• _Instruction_:
Copy out the lines that include the word "background".
□ □ □ □ □ □ □
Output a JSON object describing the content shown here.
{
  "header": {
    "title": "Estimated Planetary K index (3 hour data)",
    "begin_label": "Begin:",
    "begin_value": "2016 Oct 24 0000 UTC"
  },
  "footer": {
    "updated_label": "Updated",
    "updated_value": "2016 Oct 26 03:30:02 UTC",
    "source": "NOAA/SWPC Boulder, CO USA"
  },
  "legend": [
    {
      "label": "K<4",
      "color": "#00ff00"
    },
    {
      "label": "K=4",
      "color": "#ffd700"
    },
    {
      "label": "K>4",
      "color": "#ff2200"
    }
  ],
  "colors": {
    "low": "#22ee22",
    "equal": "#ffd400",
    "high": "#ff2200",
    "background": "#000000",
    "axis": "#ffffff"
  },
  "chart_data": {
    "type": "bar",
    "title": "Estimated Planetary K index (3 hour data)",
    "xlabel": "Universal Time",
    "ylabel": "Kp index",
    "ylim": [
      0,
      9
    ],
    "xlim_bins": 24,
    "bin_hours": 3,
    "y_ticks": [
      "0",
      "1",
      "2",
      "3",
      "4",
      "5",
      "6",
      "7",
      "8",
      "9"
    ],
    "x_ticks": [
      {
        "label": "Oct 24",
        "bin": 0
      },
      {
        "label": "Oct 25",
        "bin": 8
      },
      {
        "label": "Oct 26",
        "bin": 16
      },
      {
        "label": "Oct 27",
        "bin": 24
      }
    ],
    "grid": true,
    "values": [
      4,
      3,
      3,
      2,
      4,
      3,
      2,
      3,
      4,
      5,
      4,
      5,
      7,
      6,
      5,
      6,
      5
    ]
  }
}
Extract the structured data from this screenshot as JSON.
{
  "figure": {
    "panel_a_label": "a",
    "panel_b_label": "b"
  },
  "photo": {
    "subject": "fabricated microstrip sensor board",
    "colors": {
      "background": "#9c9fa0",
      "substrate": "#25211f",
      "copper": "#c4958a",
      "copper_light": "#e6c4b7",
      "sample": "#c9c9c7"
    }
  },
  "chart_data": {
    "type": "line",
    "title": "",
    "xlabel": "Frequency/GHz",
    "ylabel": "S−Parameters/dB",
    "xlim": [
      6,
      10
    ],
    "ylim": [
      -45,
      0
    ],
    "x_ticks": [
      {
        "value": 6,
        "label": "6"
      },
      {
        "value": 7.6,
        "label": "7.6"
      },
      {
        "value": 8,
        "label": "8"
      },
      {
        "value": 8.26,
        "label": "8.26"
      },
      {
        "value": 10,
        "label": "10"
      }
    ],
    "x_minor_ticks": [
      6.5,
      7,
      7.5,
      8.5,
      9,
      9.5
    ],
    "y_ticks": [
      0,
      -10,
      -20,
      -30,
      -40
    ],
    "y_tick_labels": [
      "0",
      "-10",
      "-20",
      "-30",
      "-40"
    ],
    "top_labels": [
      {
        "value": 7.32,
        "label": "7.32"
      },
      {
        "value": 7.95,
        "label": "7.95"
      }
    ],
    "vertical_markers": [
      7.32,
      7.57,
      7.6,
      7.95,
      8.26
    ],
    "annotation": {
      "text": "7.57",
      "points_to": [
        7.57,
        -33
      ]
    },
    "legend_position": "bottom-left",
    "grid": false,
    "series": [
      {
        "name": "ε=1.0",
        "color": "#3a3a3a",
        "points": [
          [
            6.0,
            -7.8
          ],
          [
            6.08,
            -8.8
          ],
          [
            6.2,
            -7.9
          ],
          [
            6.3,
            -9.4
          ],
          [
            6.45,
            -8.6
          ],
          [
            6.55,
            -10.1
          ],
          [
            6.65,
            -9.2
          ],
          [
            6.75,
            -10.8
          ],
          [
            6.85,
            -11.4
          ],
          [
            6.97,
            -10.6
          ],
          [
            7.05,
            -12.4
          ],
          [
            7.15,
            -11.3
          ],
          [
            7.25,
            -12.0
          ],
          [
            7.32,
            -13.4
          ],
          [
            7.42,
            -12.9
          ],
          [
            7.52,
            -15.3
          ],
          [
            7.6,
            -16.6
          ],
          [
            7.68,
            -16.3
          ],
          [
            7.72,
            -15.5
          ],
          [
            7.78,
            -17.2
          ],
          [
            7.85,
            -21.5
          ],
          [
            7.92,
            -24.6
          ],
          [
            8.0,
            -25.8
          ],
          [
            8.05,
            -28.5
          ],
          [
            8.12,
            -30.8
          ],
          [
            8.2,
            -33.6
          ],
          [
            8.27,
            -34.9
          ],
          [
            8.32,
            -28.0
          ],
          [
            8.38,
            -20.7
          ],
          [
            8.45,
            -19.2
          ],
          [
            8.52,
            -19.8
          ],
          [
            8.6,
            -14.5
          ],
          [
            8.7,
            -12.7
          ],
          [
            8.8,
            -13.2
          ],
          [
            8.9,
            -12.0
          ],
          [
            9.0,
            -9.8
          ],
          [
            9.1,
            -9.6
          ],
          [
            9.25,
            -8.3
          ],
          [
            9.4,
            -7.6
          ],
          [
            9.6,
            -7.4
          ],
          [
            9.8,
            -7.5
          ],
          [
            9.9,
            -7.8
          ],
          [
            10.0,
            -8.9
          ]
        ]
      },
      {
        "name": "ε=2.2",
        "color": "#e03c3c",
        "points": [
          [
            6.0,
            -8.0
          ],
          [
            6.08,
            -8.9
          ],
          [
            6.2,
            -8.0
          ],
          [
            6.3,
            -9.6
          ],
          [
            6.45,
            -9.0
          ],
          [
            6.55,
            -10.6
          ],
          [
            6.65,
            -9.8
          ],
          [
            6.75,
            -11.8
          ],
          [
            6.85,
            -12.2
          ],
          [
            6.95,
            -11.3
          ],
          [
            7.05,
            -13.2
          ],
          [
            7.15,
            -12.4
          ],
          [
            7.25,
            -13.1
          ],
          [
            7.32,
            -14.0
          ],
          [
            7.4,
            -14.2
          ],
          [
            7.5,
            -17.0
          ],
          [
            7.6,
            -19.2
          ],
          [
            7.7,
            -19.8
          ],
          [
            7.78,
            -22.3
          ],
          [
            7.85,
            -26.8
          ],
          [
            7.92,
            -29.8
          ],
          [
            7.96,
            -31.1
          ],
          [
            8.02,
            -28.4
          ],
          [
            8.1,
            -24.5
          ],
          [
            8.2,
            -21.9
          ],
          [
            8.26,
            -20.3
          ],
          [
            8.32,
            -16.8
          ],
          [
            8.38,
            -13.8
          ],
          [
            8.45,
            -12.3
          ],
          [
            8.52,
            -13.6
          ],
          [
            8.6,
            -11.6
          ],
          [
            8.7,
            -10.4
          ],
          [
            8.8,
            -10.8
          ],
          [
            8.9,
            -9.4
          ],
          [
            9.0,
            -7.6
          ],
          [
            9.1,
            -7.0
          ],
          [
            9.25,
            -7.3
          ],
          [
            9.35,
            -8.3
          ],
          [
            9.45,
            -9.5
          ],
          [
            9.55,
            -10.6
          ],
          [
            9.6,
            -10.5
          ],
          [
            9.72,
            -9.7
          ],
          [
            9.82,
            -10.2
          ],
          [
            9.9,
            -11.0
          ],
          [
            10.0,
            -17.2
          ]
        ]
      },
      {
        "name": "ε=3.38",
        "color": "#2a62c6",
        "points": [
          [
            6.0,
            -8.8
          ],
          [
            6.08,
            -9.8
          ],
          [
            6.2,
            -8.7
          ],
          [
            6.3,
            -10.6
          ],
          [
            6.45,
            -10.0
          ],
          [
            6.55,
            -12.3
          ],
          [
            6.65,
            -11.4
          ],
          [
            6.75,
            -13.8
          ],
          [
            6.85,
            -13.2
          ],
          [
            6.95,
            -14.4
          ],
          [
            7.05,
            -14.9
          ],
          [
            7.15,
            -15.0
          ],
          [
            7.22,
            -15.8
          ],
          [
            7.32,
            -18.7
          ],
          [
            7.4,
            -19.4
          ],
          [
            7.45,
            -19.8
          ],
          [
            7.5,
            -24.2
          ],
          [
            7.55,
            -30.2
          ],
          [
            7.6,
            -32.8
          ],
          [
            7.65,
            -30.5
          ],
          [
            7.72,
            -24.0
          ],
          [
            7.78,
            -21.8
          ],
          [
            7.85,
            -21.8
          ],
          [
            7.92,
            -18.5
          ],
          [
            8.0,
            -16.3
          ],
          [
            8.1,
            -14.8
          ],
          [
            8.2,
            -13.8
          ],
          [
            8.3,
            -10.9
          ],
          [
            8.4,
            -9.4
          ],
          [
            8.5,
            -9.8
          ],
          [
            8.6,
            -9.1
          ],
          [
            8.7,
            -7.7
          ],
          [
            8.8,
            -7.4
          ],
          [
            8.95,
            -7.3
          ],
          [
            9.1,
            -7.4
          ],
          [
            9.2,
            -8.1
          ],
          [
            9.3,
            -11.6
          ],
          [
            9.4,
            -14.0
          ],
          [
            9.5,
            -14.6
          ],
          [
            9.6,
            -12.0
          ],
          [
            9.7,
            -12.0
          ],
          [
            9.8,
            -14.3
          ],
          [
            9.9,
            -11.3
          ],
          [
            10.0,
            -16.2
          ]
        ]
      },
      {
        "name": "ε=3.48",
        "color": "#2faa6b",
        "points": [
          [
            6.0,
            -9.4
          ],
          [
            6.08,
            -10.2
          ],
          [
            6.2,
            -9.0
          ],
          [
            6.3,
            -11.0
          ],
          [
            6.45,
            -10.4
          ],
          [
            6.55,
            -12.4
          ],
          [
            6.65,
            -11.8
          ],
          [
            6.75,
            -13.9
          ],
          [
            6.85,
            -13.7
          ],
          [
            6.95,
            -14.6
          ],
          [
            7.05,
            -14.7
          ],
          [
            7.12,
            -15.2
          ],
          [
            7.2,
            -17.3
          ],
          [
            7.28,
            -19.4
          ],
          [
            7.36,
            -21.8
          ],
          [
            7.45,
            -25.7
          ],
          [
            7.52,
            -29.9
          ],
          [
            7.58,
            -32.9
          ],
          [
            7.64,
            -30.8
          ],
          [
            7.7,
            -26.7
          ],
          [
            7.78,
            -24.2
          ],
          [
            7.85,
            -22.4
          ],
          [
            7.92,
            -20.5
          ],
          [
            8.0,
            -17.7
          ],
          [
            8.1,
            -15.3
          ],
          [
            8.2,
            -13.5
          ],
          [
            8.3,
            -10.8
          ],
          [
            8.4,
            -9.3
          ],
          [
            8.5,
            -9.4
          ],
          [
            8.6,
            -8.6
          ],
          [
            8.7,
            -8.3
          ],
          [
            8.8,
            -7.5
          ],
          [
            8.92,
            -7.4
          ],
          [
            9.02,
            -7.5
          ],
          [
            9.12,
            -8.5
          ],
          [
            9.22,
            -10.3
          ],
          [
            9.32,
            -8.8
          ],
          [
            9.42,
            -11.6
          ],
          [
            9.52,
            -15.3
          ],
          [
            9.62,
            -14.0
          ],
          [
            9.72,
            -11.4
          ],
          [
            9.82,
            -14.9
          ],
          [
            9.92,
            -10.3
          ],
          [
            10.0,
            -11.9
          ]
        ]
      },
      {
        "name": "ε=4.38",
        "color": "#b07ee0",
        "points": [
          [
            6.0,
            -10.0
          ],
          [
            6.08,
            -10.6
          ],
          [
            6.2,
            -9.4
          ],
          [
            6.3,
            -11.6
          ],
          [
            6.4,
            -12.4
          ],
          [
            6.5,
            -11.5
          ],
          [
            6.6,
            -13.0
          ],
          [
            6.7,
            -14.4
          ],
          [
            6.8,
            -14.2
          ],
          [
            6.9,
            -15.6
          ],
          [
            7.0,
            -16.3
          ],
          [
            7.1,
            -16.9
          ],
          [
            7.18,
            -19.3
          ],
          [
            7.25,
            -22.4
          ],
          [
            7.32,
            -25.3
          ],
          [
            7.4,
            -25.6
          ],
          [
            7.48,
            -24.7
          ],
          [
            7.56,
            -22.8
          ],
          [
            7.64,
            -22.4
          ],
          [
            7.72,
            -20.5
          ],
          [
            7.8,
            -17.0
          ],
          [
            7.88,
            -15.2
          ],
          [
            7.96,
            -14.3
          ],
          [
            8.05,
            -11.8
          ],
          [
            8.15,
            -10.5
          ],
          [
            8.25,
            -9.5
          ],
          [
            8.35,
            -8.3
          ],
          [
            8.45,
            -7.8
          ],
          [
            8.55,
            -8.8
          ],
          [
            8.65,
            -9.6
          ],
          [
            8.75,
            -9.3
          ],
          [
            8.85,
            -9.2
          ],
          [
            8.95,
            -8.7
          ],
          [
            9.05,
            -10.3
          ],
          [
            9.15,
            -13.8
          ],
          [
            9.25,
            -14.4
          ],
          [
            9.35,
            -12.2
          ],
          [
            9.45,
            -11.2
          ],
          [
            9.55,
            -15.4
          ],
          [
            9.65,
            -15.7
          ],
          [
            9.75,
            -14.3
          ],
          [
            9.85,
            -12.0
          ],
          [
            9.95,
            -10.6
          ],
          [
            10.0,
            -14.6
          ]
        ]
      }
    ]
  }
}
□ □ □ □ □ □ □
• _Task response_:
    "background": "#000000",
      "background": "#9c9fa0",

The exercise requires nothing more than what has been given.